▶ **Records to process**
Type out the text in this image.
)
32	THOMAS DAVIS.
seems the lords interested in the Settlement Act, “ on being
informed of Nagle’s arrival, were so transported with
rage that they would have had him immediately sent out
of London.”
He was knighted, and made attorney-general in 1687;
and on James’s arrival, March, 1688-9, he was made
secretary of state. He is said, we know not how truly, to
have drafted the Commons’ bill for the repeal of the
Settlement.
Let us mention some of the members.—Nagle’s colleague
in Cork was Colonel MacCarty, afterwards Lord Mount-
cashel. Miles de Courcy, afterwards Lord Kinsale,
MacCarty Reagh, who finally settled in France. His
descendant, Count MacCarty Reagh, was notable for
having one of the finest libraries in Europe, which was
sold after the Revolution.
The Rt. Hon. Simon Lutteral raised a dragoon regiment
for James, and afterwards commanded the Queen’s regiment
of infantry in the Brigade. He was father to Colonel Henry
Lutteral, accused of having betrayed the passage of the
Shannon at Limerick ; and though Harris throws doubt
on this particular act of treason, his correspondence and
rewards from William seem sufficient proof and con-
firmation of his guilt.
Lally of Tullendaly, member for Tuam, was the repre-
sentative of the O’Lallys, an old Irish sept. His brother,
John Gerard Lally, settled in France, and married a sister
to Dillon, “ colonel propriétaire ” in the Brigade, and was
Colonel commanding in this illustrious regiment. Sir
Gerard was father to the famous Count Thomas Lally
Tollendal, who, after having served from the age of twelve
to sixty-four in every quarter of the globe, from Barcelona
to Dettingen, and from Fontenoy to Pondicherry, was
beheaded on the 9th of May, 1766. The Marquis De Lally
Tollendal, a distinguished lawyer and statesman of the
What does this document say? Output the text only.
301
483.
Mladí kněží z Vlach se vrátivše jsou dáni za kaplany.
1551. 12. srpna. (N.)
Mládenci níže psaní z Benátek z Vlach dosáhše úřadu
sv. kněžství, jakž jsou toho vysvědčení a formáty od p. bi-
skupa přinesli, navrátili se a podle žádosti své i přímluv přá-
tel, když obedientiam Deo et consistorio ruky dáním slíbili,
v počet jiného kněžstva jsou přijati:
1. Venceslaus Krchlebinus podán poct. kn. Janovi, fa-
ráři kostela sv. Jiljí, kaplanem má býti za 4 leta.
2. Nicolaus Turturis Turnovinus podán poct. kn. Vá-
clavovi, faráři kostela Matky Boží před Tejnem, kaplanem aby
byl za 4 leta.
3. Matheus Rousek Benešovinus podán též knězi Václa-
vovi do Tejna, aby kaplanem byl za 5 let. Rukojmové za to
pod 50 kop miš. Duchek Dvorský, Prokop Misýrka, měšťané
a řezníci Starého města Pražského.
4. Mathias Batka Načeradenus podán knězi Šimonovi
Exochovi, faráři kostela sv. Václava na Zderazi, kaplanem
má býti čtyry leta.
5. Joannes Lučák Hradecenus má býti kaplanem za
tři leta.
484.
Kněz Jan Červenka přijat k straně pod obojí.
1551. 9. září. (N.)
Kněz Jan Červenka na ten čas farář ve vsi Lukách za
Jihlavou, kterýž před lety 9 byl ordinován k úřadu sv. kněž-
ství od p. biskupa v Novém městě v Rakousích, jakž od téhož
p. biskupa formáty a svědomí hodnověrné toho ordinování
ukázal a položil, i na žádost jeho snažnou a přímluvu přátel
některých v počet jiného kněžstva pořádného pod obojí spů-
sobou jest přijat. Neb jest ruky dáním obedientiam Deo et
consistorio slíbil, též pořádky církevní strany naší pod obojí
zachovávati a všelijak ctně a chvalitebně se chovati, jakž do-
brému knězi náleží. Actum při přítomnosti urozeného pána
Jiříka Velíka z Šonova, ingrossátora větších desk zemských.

▶ **Stated goal**
Out of the preceding entries, pull every line containing the string "kněžstva".

▶ **Response to the exercise**
v počet jiného kněžstva jsou přijati:
některých v počet jiného kněžstva pořádného pod obojí spů-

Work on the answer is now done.